STATED GOAL => All entries below are to be set down again, identical to the source.
▬▬▬▬▬▬▬▬▬▬
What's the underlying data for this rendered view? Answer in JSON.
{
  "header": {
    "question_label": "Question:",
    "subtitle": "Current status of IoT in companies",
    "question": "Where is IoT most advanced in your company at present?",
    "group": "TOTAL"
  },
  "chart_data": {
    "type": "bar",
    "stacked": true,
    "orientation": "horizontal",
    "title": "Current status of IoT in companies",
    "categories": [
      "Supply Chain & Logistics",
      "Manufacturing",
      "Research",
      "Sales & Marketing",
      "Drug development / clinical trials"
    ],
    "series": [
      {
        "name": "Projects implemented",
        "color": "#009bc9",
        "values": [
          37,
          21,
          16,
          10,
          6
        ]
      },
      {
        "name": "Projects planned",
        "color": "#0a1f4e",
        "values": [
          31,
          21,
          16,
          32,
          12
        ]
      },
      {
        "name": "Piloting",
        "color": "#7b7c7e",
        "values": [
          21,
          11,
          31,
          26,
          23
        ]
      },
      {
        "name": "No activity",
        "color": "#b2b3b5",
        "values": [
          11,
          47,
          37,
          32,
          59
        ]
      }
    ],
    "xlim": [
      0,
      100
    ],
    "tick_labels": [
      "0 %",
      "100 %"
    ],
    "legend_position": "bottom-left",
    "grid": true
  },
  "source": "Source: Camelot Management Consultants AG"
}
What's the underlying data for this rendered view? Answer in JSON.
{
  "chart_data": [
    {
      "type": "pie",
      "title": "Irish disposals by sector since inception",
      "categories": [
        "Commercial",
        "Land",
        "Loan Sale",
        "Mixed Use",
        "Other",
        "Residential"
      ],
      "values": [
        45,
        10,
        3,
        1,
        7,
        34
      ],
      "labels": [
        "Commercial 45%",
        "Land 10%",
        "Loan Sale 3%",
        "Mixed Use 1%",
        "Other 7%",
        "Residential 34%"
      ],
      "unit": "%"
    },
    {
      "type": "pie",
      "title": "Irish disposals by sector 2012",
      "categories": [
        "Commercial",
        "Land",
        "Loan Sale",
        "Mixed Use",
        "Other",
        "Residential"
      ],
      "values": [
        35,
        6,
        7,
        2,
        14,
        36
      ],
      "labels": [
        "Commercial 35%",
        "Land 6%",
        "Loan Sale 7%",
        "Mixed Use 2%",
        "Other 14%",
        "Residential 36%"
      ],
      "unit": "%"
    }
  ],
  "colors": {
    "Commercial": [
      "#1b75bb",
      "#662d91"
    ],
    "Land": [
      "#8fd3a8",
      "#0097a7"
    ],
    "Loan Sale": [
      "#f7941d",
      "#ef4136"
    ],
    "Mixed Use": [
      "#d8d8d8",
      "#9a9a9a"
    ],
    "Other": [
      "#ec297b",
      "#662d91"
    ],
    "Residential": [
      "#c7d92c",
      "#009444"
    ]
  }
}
▬▬▬▬▬▬▬▬▬▬
RESULT =>
What's the underlying data for this rendered view? Answer in JSON.
{
  "header": {
    "question_label": "Question:",
    "subtitle": "Current status of IoT in companies",
    "question": "Where is IoT most advanced in your company at present?",
    "group": "TOTAL"
  },
  "chart_data": {
    "type": "bar",
    "stacked": true,
    "orientation": "horizontal",
    "title": "Current status of IoT in companies",
    "categories": [
      "Supply Chain & Logistics",
      "Manufacturing",
      "Research",
      "Sales & Marketing",
      "Drug development / clinical trials"
    ],
    "series": [
      {
        "name": "Projects implemented",
        "color": "#009bc9",
        "values": [
          37,
          21,
          16,
          10,
          6
        ]
      },
      {
        "name": "Projects planned",
        "color": "#0a1f4e",
        "values": [
          31,
          21,
          16,
          32,
          12
        ]
      },
      {
        "name": "Piloting",
        "color": "#7b7c7e",
        "values": [
          21,
          11,
          31,
          26,
          23
        ]
      },
      {
        "name": "No activity",
        "color": "#b2b3b5",
        "values": [
          11,
          47,
          37,
          32,
          59
        ]
      }
    ],
    "xlim": [
      0,
      100
    ],
    "tick_labels": [
      "0 %",
      "100 %"
    ],
    "legend_position": "bottom-left",
    "grid": true
  },
  "source": "Source: Camelot Management Consultants AG"
}
What's the underlying data for this rendered view? Answer in JSON.
{
  "chart_data": [
    {
      "type": "pie",
      "title": "Irish disposals by sector since inception",
      "categories": [
        "Commercial",
        "Land",
        "Loan Sale",
        "Mixed Use",
        "Other",
        "Residential"
      ],
      "values": [
        45,
        10,
        3,
        1,
        7,
        34
      ],
      "labels": [
        "Commercial 45%",
        "Land 10%",
        "Loan Sale 3%",
        "Mixed Use 1%",
        "Other 7%",
        "Residential 34%"
      ],
      "unit": "%"
    },
    {
      "type": "pie",
      "title": "Irish disposals by sector 2012",
      "categories": [
        "Commercial",
        "Land",
        "Loan Sale",
        "Mixed Use",
        "Other",
        "Residential"
      ],
      "values": [
        35,
        6,
        7,
        2,
        14,
        36
      ],
      "labels": [
        "Commercial 35%",
        "Land 6%",
        "Loan Sale 7%",
        "Mixed Use 2%",
        "Other 14%",
        "Residential 36%"
      ],
      "unit": "%"
    }
  ],
  "colors": {
    "Commercial": [
      "#1b75bb",
      "#662d91"
    ],
    "Land": [
      "#8fd3a8",
      "#0097a7"
    ],
    "Loan Sale": [
      "#f7941d",
      "#ef4136"
    ],
    "Mixed Use": [
      "#d8d8d8",
      "#9a9a9a"
    ],
    "Other": [
      "#ec297b",
      "#662d91"
    ],
    "Residential": [
      "#c7d92c",
      "#009444"
    ]
  }
}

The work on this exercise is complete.